— start of Material provided —

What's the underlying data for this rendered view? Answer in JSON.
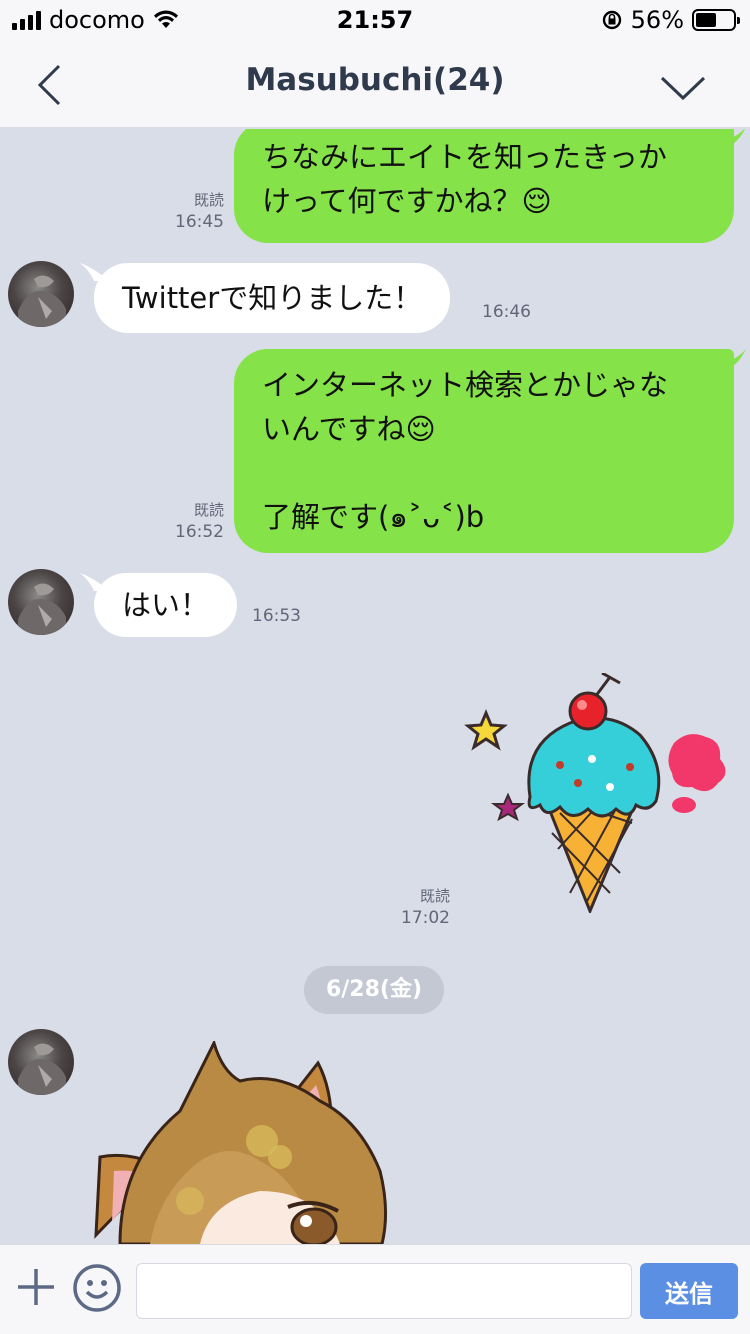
{
  "status_bar": {
    "carrier": "docomo",
    "time": "21:57",
    "battery": "56%"
  },
  "header": {
    "title": "Masubuchi(24)"
  },
  "messages": [
    {
      "side": "me",
      "lines": [
        "ちなみにエイトを知ったきっか",
        "けって何ですかね？😌"
      ],
      "read": "既読",
      "time": "16:45"
    },
    {
      "side": "them",
      "lines": [
        "Twitterで知りました！"
      ],
      "time": "16:46"
    },
    {
      "side": "me",
      "lines": [
        "インターネット検索とかじゃな",
        "いんですね😌",
        "",
        "了解です(๑˃ᴗ˂)b"
      ],
      "read": "既読",
      "time": "16:52"
    },
    {
      "side": "them",
      "lines": [
        "はい！"
      ],
      "time": "16:53"
    },
    {
      "side": "me",
      "type": "sticker",
      "sticker": "ice-cream",
      "read": "既読",
      "time": "17:02"
    }
  ],
  "date_separator": "6/28(金)",
  "input": {
    "placeholder": "",
    "send_label": "送信"
  }
}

— end of Material provided —

The task:
Quote the data above in full and without alteration; skip the pictures.

Completed exercise:
What's the underlying data for this rendered view? Answer in JSON.
{
  "status_bar": {
    "carrier": "docomo",
    "time": "21:57",
    "battery": "56%"
  },
  "header": {
    "title": "Masubuchi(24)"
  },
  "messages": [
    {
      "side": "me",
      "lines": [
        "ちなみにエイトを知ったきっか",
        "けって何ですかね？😌"
      ],
      "read": "既読",
      "time": "16:45"
    },
    {
      "side": "them",
      "lines": [
        "Twitterで知りました！"
      ],
      "time": "16:46"
    },
    {
      "side": "me",
      "lines": [
        "インターネット検索とかじゃな",
        "いんですね😌",
        "",
        "了解です(๑˃ᴗ˂)b"
      ],
      "read": "既読",
      "time": "16:52"
    },
    {
      "side": "them",
      "lines": [
        "はい！"
      ],
      "time": "16:53"
    },
    {
      "side": "me",
      "type": "sticker",
      "sticker": "ice-cream",
      "read": "既読",
      "time": "17:02"
    }
  ],
  "date_separator": "6/28(金)",
  "input": {
    "placeholder": "",
    "send_label": "送信"
  }
}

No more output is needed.